Rows from a dataset
==============================

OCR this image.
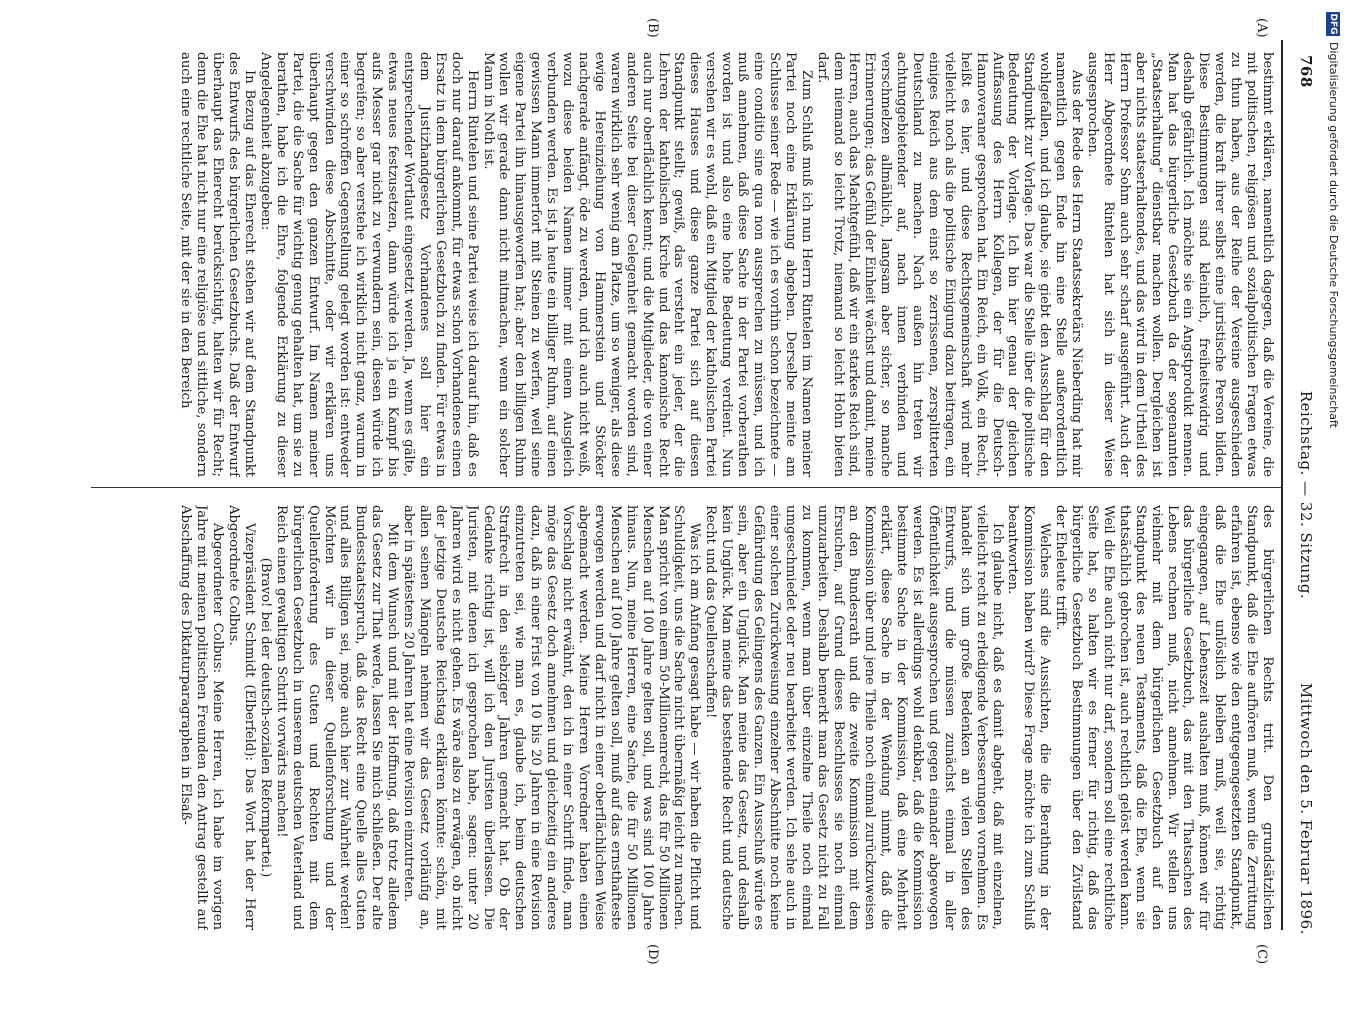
768
Reichstag. — 32. Sitzung.
Mittwoch den 5. Februar 1896.
(A)
(B)
(C)
(D)

bestimmt erklären, namentlich dagegen, daß die Vereine, die mit politischen, religiösen und sozialpolitischen Fragen etwas zu thun haben, aus der Reihe der Vereine ausgeschieden werden, die kraft ihrer selbst eine juristische Person bilden. Diese Bestimmungen sind kleinlich, freiheitswidrig und deshalb gefährlich. Ich möchte sie ein Angstprodukt nennen. Man hat das bürgerliche Gesetzbuch da der sogenannten „Staatserhaltung“ dienstbar machen wollen. Dergleichen ist aber nichts staatserhaltendes, und das wird in dem Urtheil des Herrn Professor Sohm auch sehr scharf ausgeführt. Auch der Herr Abgeordnete Rintelen hat sich in dieser Weise ausgesprochen.

Aus der Rede des Herrn Staatssekretärs Nieberding hat mir namentlich gegen Ende hin eine Stelle außerordentlich wohlgefallen, und ich glaube, sie giebt den Ausschlag für den Standpunkt zur Vorlage. Das war die Stelle über die politische Bedeutung der Vorlage. Ich bin hier genau der gleichen Auffassung des Herrn Kollegen, der für die Deutsch-Hannoveraner gesprochen hat. Ein Reich, ein Volk, ein Recht, heißt es hier, und diese Rechtsgemeinschaft wird mehr vielleicht noch als die politische Einigung dazu beitragen, ein einiges Reich aus dem einst so zerrissenen, zersplitterten Deutschland zu machen. Nach außen hin treten wir achtunggebietender auf, nach innen verbinden und verschmelzen allmählich, langsam aber sicher, so manche Erinnerungen; das Gefühl der Einheit wächst und damit, meine Herren, auch das Machtgefühl, daß wir ein starkes Reich sind, dem niemand so leicht Trotz, niemand so leicht Hohn bieten darf.

Zum Schluß muß ich nun Herrn Rintelen im Namen meiner Partei noch eine Erklärung abgeben. Derselbe meinte am Schlusse seiner Rede — wie ich es vorhin schon bezeichnete — eine conditio sine qua non aussprechen zu müssen, und ich muß annehmen, daß diese Sache in der Partei vorberathen worden ist und also eine hohe Bedeutung verdient. Nun versehen wir es wohl, daß ein Mitglied der katholischen Partei dieses Hauses und diese ganze Partei sich auf diesen Standpunkt stellt; gewiß, das versteht ein jeder, der die Lehren der katholischen Kirche und das kanonische Recht auch nur oberflächlich kennt; und die Mitglieder, die von einer anderen Seite bei dieser Gelegenheit gemacht worden sind, waren wirklich sehr wenig am Platze, um so weniger, als diese ewige Hereinziehung von Hammerstein und Stöcker nachgerade anfängt, öde zu werden, und ich auch nicht weiß, wozu diese beiden Namen immer mit einem Ausgleich verbunden werden. Es ist ja heute ein billiger Ruhm, auf einen gewissen Mann immerfort mit Steinen zu werfen, weil seine eigene Partei ihn hinausgeworfen hat; aber den billigen Ruhm wollen wir gerade dann nicht mitmachen, wenn ein solcher Mann in Noth ist.

Herrn Rintelen und seine Partei weise ich darauf hin, daß es doch nur darauf ankommt, für etwas schon Vorhandenes einen Ersatz in dem bürgerlichen Gesetzbuch zu finden. Für etwas in dem Justizhandgesetz Vorhandenes soll hier ein entsprechender Wortlaut eingesetzt werden. Ja, wenn es gälte, etwas neues festzusetzen, dann würde ich ja ein Kampf bis aufs Messer gar nicht zu verwundern sein, diesen würde ich begreifen; so aber verstehe ich wirklich nicht ganz, warum in einer so schroffen Gegenstellung gelegt worden ist: entweder verschwinden diese Abschnitte, oder wir erklären uns überhaupt gegen den ganzen Entwurf. Im Namen meiner Partei, die die Sache für wichtig genug gehalten hat, um sie zu berathen, habe ich die Ehre, folgende Erklärung zu dieser Angelegenheit abzugeben:

In Bezug auf das Eherecht stehen wir auf dem Standpunkt des Entwurfs des bürgerlichen Gesetzbuchs. Daß der Entwurf überhaupt das Eherecht berücksichtigt, halten wir für Recht; denn die Ehe hat nicht nur eine religiöse und sittliche, sondern auch eine rechtliche Seite, mit der sie in den Bereich

des bürgerlichen Rechts tritt. Den grundsätzlichen Standpunkt, daß die Ehe aufhören muß, wenn die Zerrüttung erfahren ist, ebenso wie den entgegengesetzten Standpunkt, daß die Ehe unlöslich bleiben muß, weil sie, richtig eingegangen, auf Lebenszeit aushalten muß, können wir für das bürgerliche Gesetzbuch, das mit den Thatsachen des Lebens rechnen muß, nicht annehmen. Wir stellen uns vielmehr mit dem bürgerlichen Gesetzbuch auf den Standpunkt des neuen Testaments, daß die Ehe, wenn sie thatsächlich gebrochen ist, auch rechtlich gelöst werden kann. Weil die Ehe auch nicht nur darf, sondern soll eine rechtliche Seite hat, so halten wir es ferner für richtig, daß das bürgerliche Gesetzbuch Bestimmungen über den Zivilstand der Eheleute trifft.

Welches sind die Aussichten, die die Berathung in der Kommission haben wird? Diese Frage möchte ich zum Schluß beantworten.

Ich glaube nicht, daß es damit abgeht, daß mit einzelnen, vielleicht recht zu erledigende Verbesserungen vornehmen. Es handelt sich um große Bedenken an vielen Stellen des Entwurfs, und die müssen zunächst einmal in aller Öffentlichkeit ausgesprochen und gegen einander abgewogen werden. Es ist allerdings wohl denkbar, daß die Kommission bestimmte Sache in der Kommission, daß eine Mehrheit erklärt, diese Sache in der Wendung nimmt, daß die Kommission über und jene Theile noch einmal zurückzuweisen an den Bundesrath und die zweite Kommission mit dem Ersuchen, auf Grund dieses Beschlusses sie noch einmal umzuarbeiten. Deshalb bemerkt man das Gesetz nicht zu Fall zu kommen, wenn man über einzelne Theile noch einmal umgeschmiedet oder neu bearbeitet werden. Ich sehe auch in einer solchen Zurückweisung einzelner Abschnitte noch keine Gefährdung des Gelingens des Ganzen. Ein Ausschuß würde es sein, aber ein Unglück. Man meine das Gesetz, und deshalb kein Unglück. Man meine das bestehende Recht und deutsche Recht und das Quellenschaffen!

Was ich am Anfang gesagt habe — wir haben die Pflicht und Schuldigkeit, uns die Sache nicht übermäßig leicht zu machen. Man spricht von einem 50-Millionenrecht, das für 50 Millionen Menschen auf 100 Jahre gelten soll, und was sind 100 Jahre hinaus. Nun, meine Herren, eine Sache, die für 50 Millionen Menschen auf 100 Jahre gelten soll, muß auf das ernsthafteste erwogen werden und darf nicht in einer oberflächlichen Weise abgemacht werden. Meine Herren Vorredner haben einen Vorschlag nicht erwähnt, den ich in einer Schrift finde, man möge das Gesetz doch annehmen und gleichzeitig ein anderes dazu, daß in einer Frist von 10 bis 20 Jahren in eine Revision einzutreten sei, wie man es, glaube ich, beim deutschen Strafrecht in den siebziger Jahren gemacht hat. Ob der Gedanke richtig ist, will ich den Juristen überlassen. Die Juristen, mit denen ich gesprochen habe, sagen: unter 20 Jahren wird es nicht gehen. Es wäre also zu erwägen, ob nicht der jetzige Deutsche Reichstag erklären könnte: schön, mit allen seinen Mängeln nehmen wir das Gesetz vorläufig an, aber in spätestens 20 Jahren hat eine Revision einzutreten.

Mit dem Wunsch und mit der Hoffnung, daß trotz alledem das Gesetz zur That werde, lassen Sie mich schließen. Der alte Bundesstaatsspruch, daß das Recht eine Quelle alles Guten und alles Billigen sei, möge auch hier zur Wahrheit werden! Möchten wir in dieser Quellenforschung und der Quellenforderung des Guten und Rechten mit dem bürgerlichen Gesetzbuch in unserem deutschen Vaterland und Reich einen gewaltigen Schritt vorwärts machen!

(Bravo! bei der deutsch-sozialen Reformpartei.)

Vizepräsident Schmidt (Elberfeld): Das Wort hat der Herr Abgeordnete Colbus.

Abgeordneter Colbus: Meine Herren, ich habe im vorigen Jahre mit meinen politischen Freunden den Antrag gestellt auf Abschaffung des Diktaturparagraphen in Elsaß-

DFG
Digitalisierung gefördert durch die Deutsche Forschungsgemeinschaft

==============================

▶ Aim of the exercise
The lines to collect are those holding the string "worden"; copy them all.

▶ Expected answer
Zum Schluß muß ich nun Herrn Rintelen im Namen meiner Partei noch eine Erklärung abgeben. Derselbe meinte am Schlusse seiner Rede — wie ich es vorhin schon bezeichnete — eine conditio sine qua non aussprechen zu müssen, und ich muß annehmen, daß diese Sache in der Partei vorberathen worden ist und also eine hohe Bedeutung verdient. Nun versehen wir es wohl, daß ein Mitglied der katholischen Partei dieses Hauses und diese ganze Partei sich auf diesen Standpunkt stellt; gewiß, das versteht ein jeder, der die Lehren der katholischen Kirche und das kanonische Recht auch nur oberflächlich kennt; und die Mitglieder, die von einer anderen Seite bei dieser Gelegenheit gemacht worden sind, waren wirklich sehr wenig am Platze, um so weniger, als diese ewige Hereinziehung von Hammerstein und Stöcker nachgerade anfängt, öde zu werden, und ich auch nicht weiß, wozu diese beiden Namen immer mit einem Ausgleich verbunden werden. Es ist ja heute ein billiger Ruhm, auf einen gewissen Mann immerfort mit Steinen zu werfen, weil seine eigene Partei ihn hinausgeworfen hat; aber den billigen Ruhm wollen wir gerade dann nicht mitmachen, wenn ein solcher Mann in Noth ist.
Herrn Rintelen und seine Partei weise ich darauf hin, daß es doch nur darauf ankommt, für etwas schon Vorhandenes einen Ersatz in dem bürgerlichen Gesetzbuch zu finden. Für etwas in dem Justizhandgesetz Vorhandenes soll hier ein entsprechender Wortlaut eingesetzt werden. Ja, wenn es gälte, etwas neues festzusetzen, dann würde ich ja ein Kampf bis aufs Messer gar nicht zu verwundern sein, diesen würde ich begreifen; so aber verstehe ich wirklich nicht ganz, warum in einer so schroffen Gegenstellung gelegt worden ist: entweder verschwinden diese Abschnitte, oder wir erklären uns überhaupt gegen den ganzen Entwurf. Im Namen meiner Partei, die die Sache für wichtig genug gehalten hat, um sie zu berathen, habe ich die Ehre, folgende Erklärung zu dieser Angelegenheit abzugeben:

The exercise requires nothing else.